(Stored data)
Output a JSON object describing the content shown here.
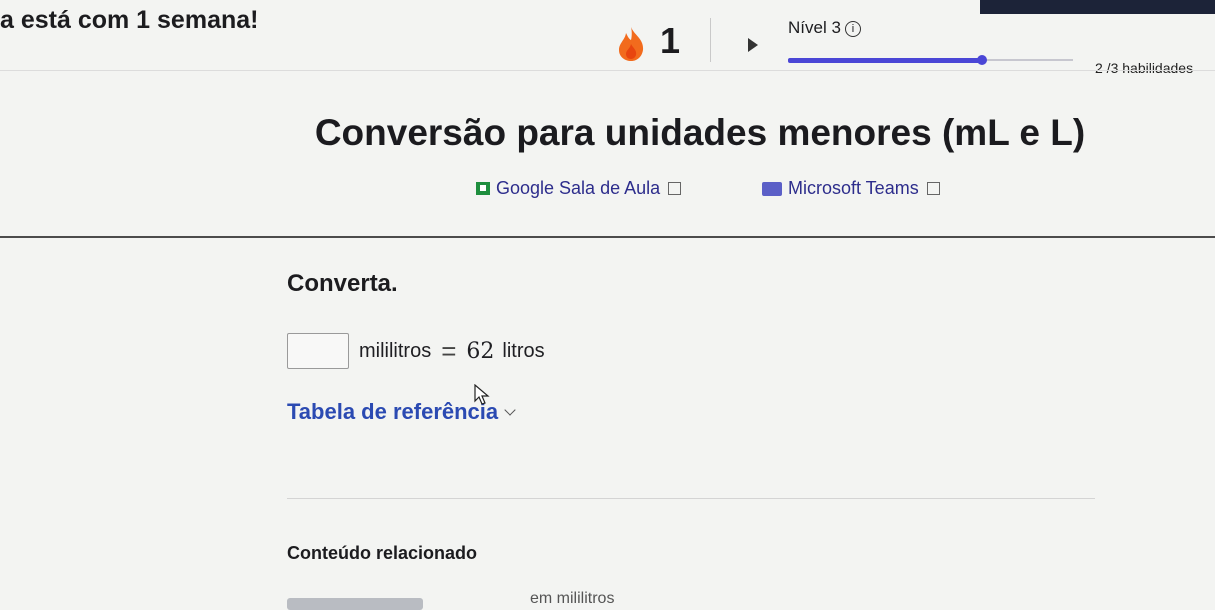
{
  "header": {
    "streak_message": "a está com 1 semana!",
    "streak_count": "1",
    "level_label": "Nível 3",
    "info_glyph": "i",
    "level_progress": 0.68,
    "skills_label": "2 /3 habilidades"
  },
  "lesson": {
    "title": "Conversão para unidades menores (mL e L)",
    "share": {
      "google_label": "Google Sala de Aula",
      "teams_label": "Microsoft Teams"
    }
  },
  "exercise": {
    "prompt": "Converta.",
    "unit_left": "mililitros",
    "equals": "=",
    "value": "62",
    "unit_right": "litros",
    "answer_value": "",
    "reference_table_label": "Tabela de referência"
  },
  "related": {
    "heading": "Conteúdo relacionado",
    "partial_link": "em mililitros"
  },
  "icons": [
    "flame-icon",
    "play-icon",
    "info-icon",
    "google-classroom-icon",
    "microsoft-teams-icon",
    "external-link-icon",
    "chevron-down-icon",
    "cursor-icon"
  ],
  "colors": {
    "accent": "#4a46d6",
    "link": "#2b4ab2",
    "flame": "#f26b1d"
  }
}
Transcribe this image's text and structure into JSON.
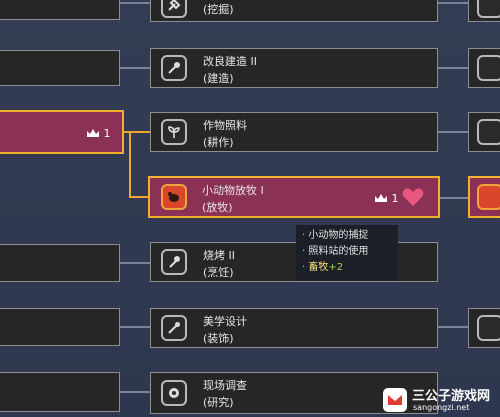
{
  "nodes": [
    {
      "title": "",
      "category": "(挖掘)",
      "icon": "shovel-icon"
    },
    {
      "title": "改良建造 II",
      "category": "(建造)",
      "icon": "hammer-icon"
    },
    {
      "title": "作物照料",
      "category": "(耕作)",
      "icon": "sprout-icon"
    },
    {
      "title": "小动物放牧 I",
      "category": "(放牧)",
      "icon": "animal-icon",
      "count": "1",
      "selected": true
    },
    {
      "title": "烧烤 II",
      "category": "(烹饪)",
      "icon": "flame-icon"
    },
    {
      "title": "美学设计",
      "category": "(装饰)",
      "icon": "brush-icon"
    },
    {
      "title": "现场调查",
      "category": "(研究)",
      "icon": "magnifier-icon"
    }
  ],
  "left_node": {
    "count": "1"
  },
  "tooltip": {
    "lines": [
      "小动物的捕捉",
      "照料站的使用"
    ],
    "bonus_label": "畜牧",
    "bonus_value": "+2"
  },
  "watermark": {
    "title": "三公子游戏网",
    "url": "sangongzi.net"
  },
  "colors": {
    "selected_border": "#f3b02e",
    "selected_fill": "#8b3156",
    "heart": "#e8577e",
    "bonus": "#9cd34e"
  }
}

WHAT TO PRODUCE
All the lines above are to be given again exactly as they read, with the pictures removed.

RESPONSE FOR THIS EXERCISE
Output a JSON object describing the content shown here.
{
  "header": {
    "streak_message": "a está com 1 semana!",
    "streak_count": "1",
    "level_label": "Nível 3",
    "info_glyph": "i",
    "level_progress": 0.68,
    "skills_label": "2 /3 habilidades"
  },
  "lesson": {
    "title": "Conversão para unidades menores (mL e L)",
    "share": {
      "google_label": "Google Sala de Aula",
      "teams_label": "Microsoft Teams"
    }
  },
  "exercise": {
    "prompt": "Converta.",
    "unit_left": "mililitros",
    "equals": "=",
    "value": "62",
    "unit_right": "litros",
    "answer_value": "",
    "reference_table_label": "Tabela de referência"
  },
  "related": {
    "heading": "Conteúdo relacionado",
    "partial_link": "em mililitros"
  },
  "icons": [
    "flame-icon",
    "play-icon",
    "info-icon",
    "google-classroom-icon",
    "microsoft-teams-icon",
    "external-link-icon",
    "chevron-down-icon",
    "cursor-icon"
  ],
  "colors": {
    "accent": "#4a46d6",
    "link": "#2b4ab2",
    "flame": "#f26b1d"
  }
}
Transcribe this image's text and structure into JSON.
{
  "nodes": [
    {
      "title": "",
      "category": "(挖掘)",
      "icon": "shovel-icon"
    },
    {
      "title": "改良建造 II",
      "category": "(建造)",
      "icon": "hammer-icon"
    },
    {
      "title": "作物照料",
      "category": "(耕作)",
      "icon": "sprout-icon"
    },
    {
      "title": "小动物放牧 I",
      "category": "(放牧)",
      "icon": "animal-icon",
      "count": "1",
      "selected": true
    },
    {
      "title": "烧烤 II",
      "category": "(烹饪)",
      "icon": "flame-icon"
    },
    {
      "title": "美学设计",
      "category": "(装饰)",
      "icon": "brush-icon"
    },
    {
      "title": "现场调查",
      "category": "(研究)",
      "icon": "magnifier-icon"
    }
  ],
  "left_node": {
    "count": "1"
  },
  "tooltip": {
    "lines": [
      "小动物的捕捉",
      "照料站的使用"
    ],
    "bonus_label": "畜牧",
    "bonus_value": "+2"
  },
  "watermark": {
    "title": "三公子游戏网",
    "url": "sangongzi.net"
  },
  "colors": {
    "selected_border": "#f3b02e",
    "selected_fill": "#8b3156",
    "heart": "#e8577e",
    "bonus": "#9cd34e"
  }
}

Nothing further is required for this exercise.